(A block of data)
--- start ---
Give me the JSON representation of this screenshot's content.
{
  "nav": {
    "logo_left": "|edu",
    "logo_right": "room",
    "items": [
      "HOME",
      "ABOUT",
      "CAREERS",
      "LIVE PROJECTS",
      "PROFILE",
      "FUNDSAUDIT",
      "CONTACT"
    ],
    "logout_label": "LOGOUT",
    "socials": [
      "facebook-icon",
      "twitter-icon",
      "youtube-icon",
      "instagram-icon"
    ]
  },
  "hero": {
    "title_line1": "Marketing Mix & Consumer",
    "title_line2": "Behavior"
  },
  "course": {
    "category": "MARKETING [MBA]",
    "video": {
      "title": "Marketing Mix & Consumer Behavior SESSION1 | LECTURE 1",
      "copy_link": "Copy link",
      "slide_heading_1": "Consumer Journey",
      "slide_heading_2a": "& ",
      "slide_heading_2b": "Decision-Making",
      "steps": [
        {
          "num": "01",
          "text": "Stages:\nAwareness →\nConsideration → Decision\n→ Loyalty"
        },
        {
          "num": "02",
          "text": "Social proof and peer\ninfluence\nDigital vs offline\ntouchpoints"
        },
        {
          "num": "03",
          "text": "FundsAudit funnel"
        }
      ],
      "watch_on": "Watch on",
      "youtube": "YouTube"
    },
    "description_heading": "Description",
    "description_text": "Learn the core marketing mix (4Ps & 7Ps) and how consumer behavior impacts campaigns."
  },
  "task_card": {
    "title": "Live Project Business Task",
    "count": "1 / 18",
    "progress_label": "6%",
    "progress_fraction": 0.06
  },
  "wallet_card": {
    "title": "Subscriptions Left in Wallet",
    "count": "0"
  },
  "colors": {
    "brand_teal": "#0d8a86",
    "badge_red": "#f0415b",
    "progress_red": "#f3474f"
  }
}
--- end ---
--- start ---
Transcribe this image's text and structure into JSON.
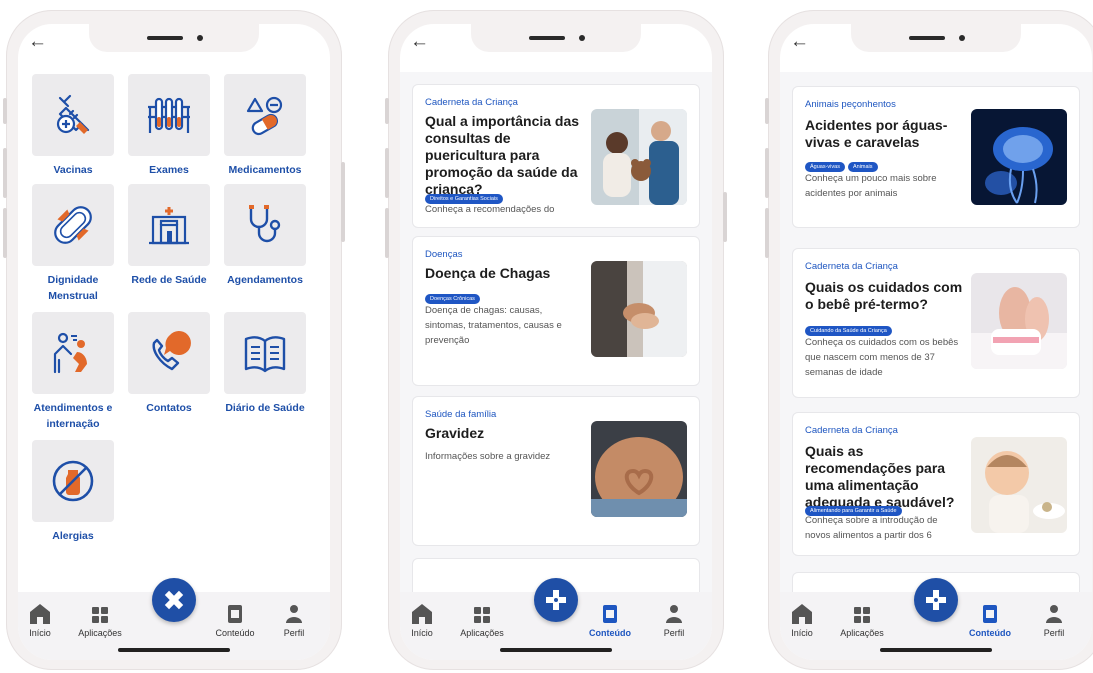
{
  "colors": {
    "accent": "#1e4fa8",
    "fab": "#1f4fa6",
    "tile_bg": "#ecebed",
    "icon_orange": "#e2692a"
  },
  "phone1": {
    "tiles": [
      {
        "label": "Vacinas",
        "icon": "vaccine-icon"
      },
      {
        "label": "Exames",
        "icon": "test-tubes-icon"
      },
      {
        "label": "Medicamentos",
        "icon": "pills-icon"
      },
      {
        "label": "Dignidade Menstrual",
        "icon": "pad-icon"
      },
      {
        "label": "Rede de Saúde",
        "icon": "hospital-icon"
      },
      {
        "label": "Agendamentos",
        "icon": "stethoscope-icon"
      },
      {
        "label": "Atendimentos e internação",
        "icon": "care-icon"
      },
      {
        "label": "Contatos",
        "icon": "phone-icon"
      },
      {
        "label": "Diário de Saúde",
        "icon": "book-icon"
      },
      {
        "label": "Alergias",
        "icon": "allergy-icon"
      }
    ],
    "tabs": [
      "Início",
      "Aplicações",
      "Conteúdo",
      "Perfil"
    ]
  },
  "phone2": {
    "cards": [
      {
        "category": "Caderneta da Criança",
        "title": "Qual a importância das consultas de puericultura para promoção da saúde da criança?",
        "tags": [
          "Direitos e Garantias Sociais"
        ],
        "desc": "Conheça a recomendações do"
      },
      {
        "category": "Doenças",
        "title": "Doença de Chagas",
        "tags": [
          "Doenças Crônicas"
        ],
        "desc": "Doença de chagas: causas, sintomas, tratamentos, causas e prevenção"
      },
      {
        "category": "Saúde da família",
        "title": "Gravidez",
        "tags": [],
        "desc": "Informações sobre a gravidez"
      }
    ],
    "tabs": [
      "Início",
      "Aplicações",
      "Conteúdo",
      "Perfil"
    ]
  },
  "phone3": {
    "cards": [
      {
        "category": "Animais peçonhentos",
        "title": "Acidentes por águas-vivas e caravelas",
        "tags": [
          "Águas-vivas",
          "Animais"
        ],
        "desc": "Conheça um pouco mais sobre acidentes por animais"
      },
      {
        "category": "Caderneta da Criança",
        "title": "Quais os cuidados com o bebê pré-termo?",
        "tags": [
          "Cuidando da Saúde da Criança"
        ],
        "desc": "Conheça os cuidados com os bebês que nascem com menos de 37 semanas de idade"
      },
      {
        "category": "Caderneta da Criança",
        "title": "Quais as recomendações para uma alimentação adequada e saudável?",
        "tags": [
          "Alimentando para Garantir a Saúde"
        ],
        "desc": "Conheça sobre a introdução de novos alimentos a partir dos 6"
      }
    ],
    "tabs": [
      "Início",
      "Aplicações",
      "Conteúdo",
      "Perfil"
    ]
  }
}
--- end ---
--- start ---
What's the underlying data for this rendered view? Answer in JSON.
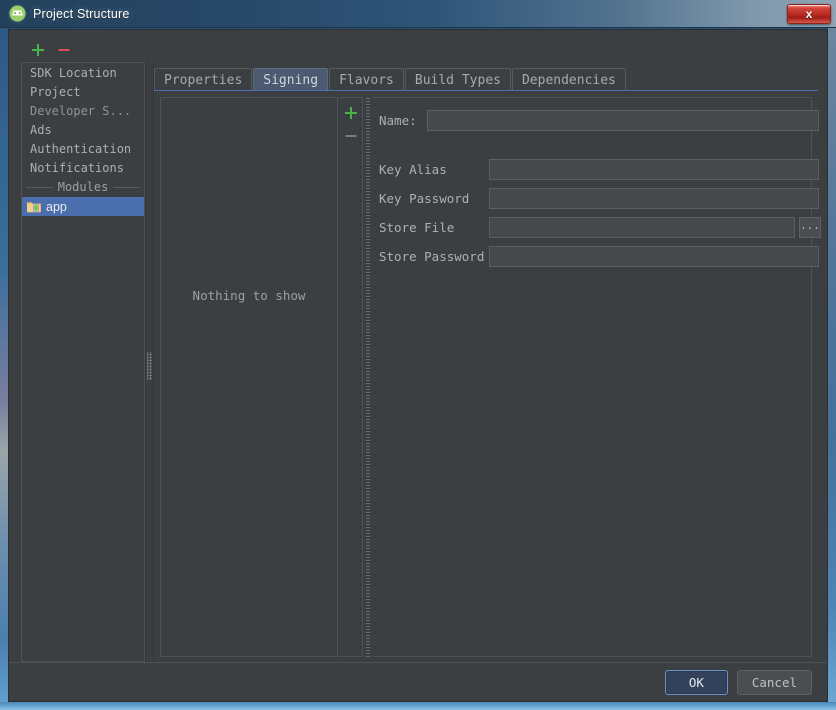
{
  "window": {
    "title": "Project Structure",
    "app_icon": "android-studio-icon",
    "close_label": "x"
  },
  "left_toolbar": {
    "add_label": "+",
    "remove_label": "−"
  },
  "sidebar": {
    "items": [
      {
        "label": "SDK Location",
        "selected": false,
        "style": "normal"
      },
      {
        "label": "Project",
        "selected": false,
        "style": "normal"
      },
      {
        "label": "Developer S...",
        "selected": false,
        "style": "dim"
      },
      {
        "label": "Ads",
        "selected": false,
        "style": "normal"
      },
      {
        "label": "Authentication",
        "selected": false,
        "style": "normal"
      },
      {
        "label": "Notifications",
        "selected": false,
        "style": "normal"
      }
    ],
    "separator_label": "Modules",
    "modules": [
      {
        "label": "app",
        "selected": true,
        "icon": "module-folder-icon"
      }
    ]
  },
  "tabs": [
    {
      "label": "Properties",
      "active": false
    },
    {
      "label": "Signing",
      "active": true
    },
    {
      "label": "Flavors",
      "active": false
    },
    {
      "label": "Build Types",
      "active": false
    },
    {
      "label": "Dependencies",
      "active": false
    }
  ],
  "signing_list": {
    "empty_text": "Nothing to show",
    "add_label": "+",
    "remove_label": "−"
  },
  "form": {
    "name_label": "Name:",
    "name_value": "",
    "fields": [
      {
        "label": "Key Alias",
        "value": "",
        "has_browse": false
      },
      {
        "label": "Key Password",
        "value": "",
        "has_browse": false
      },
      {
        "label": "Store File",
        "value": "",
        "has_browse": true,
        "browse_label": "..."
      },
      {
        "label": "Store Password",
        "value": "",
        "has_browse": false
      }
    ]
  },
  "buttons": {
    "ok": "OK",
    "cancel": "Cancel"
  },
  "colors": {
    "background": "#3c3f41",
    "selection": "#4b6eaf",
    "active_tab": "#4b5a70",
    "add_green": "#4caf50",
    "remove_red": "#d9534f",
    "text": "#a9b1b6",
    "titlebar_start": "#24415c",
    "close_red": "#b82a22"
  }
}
--- end ---
▸ **STATED GOAL**
Pull every line holding "JSON" out of the records.

▸ **WRITTEN REPLY**
Give me the JSON representation of this screenshot's content.
Transcribe this image's text and structure into JSON.
What's the underlying data for this rendered view? Answer in JSON.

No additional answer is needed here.